─── Supplied material ───
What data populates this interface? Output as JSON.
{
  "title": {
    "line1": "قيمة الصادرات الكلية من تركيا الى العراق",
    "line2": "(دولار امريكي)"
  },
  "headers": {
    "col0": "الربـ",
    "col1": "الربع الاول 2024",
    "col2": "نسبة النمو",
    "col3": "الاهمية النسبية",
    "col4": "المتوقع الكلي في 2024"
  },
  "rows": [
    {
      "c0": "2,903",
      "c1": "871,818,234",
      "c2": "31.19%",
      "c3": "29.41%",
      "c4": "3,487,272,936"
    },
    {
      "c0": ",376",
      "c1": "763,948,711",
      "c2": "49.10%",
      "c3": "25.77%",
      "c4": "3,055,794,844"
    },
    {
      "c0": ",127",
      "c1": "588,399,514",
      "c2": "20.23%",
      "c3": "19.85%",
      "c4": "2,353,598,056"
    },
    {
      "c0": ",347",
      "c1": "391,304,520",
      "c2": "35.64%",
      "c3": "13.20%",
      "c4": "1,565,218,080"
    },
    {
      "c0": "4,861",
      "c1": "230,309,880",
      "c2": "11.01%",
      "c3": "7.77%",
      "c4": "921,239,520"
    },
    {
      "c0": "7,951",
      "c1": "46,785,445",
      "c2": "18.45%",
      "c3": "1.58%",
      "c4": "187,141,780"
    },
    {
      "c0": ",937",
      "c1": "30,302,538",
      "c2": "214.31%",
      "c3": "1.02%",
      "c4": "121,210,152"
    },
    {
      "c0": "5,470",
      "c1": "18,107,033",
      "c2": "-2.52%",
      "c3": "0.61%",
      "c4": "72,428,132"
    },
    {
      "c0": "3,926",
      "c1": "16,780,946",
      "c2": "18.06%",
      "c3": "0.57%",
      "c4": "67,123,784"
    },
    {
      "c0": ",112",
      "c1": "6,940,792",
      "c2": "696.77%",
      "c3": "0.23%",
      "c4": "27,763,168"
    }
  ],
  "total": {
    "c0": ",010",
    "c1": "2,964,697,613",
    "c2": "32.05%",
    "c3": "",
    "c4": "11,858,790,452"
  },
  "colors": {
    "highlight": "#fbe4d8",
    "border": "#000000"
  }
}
───
#### Prompt:
Repeat the material above in full, exactly as it stands.

#### Written solution:
What data populates this interface? Output as JSON.
{
  "title": {
    "line1": "قيمة الصادرات الكلية من تركيا الى العراق",
    "line2": "(دولار امريكي)"
  },
  "headers": {
    "col0": "الربـ",
    "col1": "الربع الاول 2024",
    "col2": "نسبة النمو",
    "col3": "الاهمية النسبية",
    "col4": "المتوقع الكلي في 2024"
  },
  "rows": [
    {
      "c0": "2,903",
      "c1": "871,818,234",
      "c2": "31.19%",
      "c3": "29.41%",
      "c4": "3,487,272,936"
    },
    {
      "c0": ",376",
      "c1": "763,948,711",
      "c2": "49.10%",
      "c3": "25.77%",
      "c4": "3,055,794,844"
    },
    {
      "c0": ",127",
      "c1": "588,399,514",
      "c2": "20.23%",
      "c3": "19.85%",
      "c4": "2,353,598,056"
    },
    {
      "c0": ",347",
      "c1": "391,304,520",
      "c2": "35.64%",
      "c3": "13.20%",
      "c4": "1,565,218,080"
    },
    {
      "c0": "4,861",
      "c1": "230,309,880",
      "c2": "11.01%",
      "c3": "7.77%",
      "c4": "921,239,520"
    },
    {
      "c0": "7,951",
      "c1": "46,785,445",
      "c2": "18.45%",
      "c3": "1.58%",
      "c4": "187,141,780"
    },
    {
      "c0": ",937",
      "c1": "30,302,538",
      "c2": "214.31%",
      "c3": "1.02%",
      "c4": "121,210,152"
    },
    {
      "c0": "5,470",
      "c1": "18,107,033",
      "c2": "-2.52%",
      "c3": "0.61%",
      "c4": "72,428,132"
    },
    {
      "c0": "3,926",
      "c1": "16,780,946",
      "c2": "18.06%",
      "c3": "0.57%",
      "c4": "67,123,784"
    },
    {
      "c0": ",112",
      "c1": "6,940,792",
      "c2": "696.77%",
      "c3": "0.23%",
      "c4": "27,763,168"
    }
  ],
  "total": {
    "c0": ",010",
    "c1": "2,964,697,613",
    "c2": "32.05%",
    "c3": "",
    "c4": "11,858,790,452"
  },
  "colors": {
    "highlight": "#fbe4d8",
    "border": "#000000"
  }
}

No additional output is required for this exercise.